**Material for this task:**
— Start —
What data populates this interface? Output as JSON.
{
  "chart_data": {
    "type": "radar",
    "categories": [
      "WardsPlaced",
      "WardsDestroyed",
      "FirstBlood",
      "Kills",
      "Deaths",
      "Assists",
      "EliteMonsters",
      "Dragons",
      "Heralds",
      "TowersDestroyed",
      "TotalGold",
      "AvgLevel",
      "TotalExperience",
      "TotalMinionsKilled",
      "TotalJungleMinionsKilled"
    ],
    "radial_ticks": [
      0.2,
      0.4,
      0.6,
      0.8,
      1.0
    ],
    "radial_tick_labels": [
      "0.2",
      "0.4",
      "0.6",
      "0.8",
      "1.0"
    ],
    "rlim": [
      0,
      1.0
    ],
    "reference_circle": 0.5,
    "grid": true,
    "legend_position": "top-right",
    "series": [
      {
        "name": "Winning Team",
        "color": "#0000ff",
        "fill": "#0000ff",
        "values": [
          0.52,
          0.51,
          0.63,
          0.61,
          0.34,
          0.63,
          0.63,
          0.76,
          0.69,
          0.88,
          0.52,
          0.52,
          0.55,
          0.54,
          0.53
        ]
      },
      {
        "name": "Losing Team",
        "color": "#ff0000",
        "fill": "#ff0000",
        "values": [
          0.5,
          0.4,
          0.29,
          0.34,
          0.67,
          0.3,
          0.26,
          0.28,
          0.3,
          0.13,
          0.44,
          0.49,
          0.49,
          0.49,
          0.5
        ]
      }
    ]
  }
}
— End —
**Work to be completed:** Reproduce all of the entries word for word.

**Solved problem:**
What data populates this interface? Output as JSON.
{
  "chart_data": {
    "type": "radar",
    "categories": [
      "WardsPlaced",
      "WardsDestroyed",
      "FirstBlood",
      "Kills",
      "Deaths",
      "Assists",
      "EliteMonsters",
      "Dragons",
      "Heralds",
      "TowersDestroyed",
      "TotalGold",
      "AvgLevel",
      "TotalExperience",
      "TotalMinionsKilled",
      "TotalJungleMinionsKilled"
    ],
    "radial_ticks": [
      0.2,
      0.4,
      0.6,
      0.8,
      1.0
    ],
    "radial_tick_labels": [
      "0.2",
      "0.4",
      "0.6",
      "0.8",
      "1.0"
    ],
    "rlim": [
      0,
      1.0
    ],
    "reference_circle": 0.5,
    "grid": true,
    "legend_position": "top-right",
    "series": [
      {
        "name": "Winning Team",
        "color": "#0000ff",
        "fill": "#0000ff",
        "values": [
          0.52,
          0.51,
          0.63,
          0.61,
          0.34,
          0.63,
          0.63,
          0.76,
          0.69,
          0.88,
          0.52,
          0.52,
          0.55,
          0.54,
          0.53
        ]
      },
      {
        "name": "Losing Team",
        "color": "#ff0000",
        "fill": "#ff0000",
        "values": [
          0.5,
          0.4,
          0.29,
          0.34,
          0.67,
          0.3,
          0.26,
          0.28,
          0.3,
          0.13,
          0.44,
          0.49,
          0.49,
          0.49,
          0.5
        ]
      }
    ]
  }
}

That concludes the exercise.